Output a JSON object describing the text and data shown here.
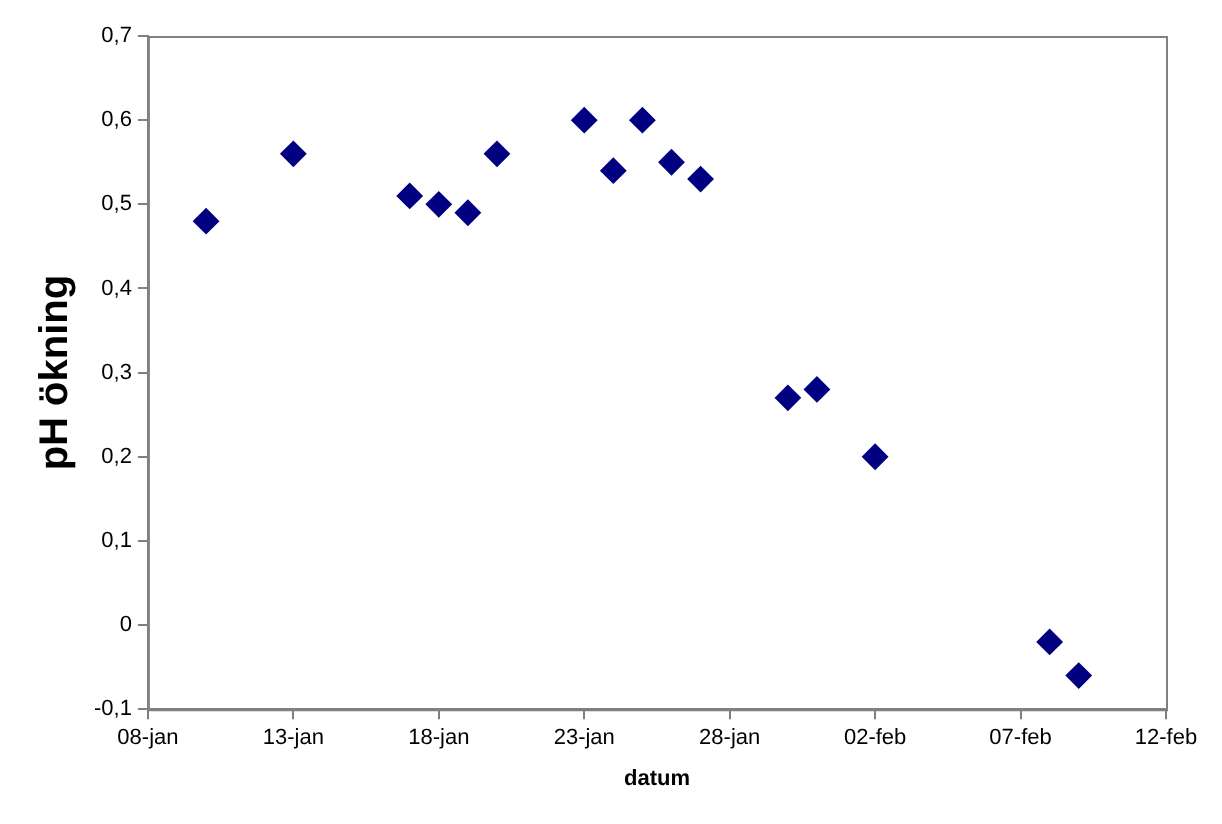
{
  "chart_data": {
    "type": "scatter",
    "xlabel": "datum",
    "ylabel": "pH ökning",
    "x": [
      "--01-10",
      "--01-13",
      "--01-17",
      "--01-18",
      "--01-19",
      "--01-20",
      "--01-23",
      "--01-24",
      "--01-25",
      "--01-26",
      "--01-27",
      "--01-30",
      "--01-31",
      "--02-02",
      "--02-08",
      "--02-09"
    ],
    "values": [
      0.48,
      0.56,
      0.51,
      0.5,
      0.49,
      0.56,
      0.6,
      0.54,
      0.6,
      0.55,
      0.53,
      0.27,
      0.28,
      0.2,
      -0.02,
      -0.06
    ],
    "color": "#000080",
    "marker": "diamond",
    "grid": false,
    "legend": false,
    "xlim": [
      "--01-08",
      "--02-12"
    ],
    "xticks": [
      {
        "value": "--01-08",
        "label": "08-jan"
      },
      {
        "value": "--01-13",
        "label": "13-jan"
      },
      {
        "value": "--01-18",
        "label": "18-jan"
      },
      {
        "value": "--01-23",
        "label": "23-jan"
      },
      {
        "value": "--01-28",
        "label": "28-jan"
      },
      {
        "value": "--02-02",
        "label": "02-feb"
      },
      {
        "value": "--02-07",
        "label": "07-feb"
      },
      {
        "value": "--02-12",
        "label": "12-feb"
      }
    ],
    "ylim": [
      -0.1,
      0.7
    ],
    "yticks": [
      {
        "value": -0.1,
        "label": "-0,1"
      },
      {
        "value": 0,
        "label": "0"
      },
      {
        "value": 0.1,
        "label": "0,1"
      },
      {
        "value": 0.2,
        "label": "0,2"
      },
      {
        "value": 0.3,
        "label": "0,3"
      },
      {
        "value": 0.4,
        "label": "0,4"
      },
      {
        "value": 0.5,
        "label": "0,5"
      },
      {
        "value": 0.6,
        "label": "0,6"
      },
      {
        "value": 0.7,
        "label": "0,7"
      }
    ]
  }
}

==

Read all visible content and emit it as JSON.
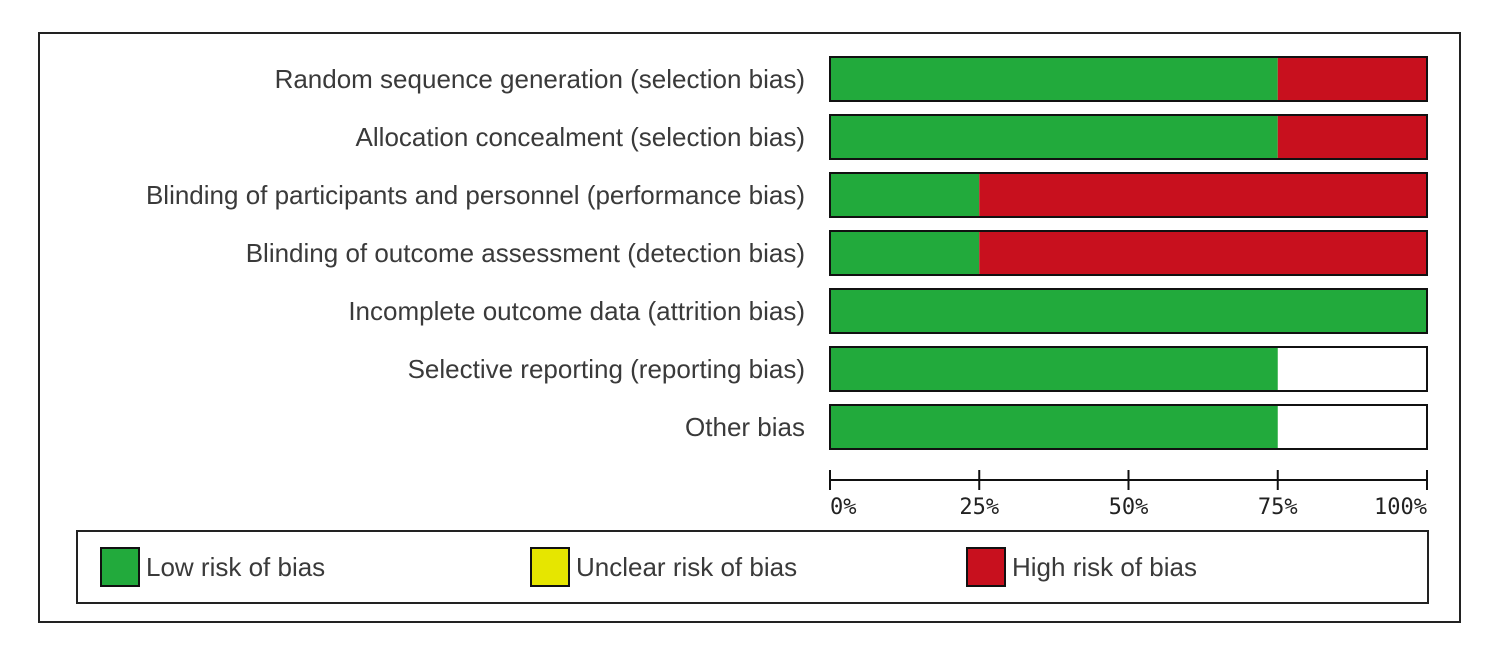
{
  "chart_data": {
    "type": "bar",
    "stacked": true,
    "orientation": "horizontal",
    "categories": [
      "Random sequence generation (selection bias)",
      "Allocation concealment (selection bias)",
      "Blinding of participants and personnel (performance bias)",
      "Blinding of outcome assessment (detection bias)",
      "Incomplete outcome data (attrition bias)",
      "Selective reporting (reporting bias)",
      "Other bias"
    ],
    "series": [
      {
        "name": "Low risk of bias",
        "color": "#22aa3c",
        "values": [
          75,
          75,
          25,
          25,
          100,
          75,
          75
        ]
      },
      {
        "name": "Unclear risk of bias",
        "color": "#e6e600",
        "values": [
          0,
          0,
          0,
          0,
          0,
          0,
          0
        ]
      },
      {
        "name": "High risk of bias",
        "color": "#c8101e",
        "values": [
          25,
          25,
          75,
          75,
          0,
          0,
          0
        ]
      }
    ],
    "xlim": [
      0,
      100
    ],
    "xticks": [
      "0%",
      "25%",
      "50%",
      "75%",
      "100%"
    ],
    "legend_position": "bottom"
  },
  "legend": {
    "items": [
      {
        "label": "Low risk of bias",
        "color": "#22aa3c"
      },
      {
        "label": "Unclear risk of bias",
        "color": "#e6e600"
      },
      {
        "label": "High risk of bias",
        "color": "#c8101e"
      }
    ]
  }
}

* * *

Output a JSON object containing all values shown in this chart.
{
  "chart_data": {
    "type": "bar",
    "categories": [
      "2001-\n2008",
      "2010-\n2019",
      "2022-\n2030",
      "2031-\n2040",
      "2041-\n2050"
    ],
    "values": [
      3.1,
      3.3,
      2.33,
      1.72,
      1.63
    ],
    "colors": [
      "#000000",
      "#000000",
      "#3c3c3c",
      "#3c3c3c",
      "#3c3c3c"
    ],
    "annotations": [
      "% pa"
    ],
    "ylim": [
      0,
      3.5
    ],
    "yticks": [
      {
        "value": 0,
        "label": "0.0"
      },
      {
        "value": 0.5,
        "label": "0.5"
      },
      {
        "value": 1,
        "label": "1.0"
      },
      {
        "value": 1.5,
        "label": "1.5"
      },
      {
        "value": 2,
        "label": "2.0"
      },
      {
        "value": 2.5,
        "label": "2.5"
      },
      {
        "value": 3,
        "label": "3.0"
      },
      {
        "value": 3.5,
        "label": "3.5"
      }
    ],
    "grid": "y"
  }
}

What the task requires => Report each line of the material above where the word "selection" appears.

Result of the exercise =>
      "Random sequence generation (selection bias)",
      "Allocation concealment (selection bias)",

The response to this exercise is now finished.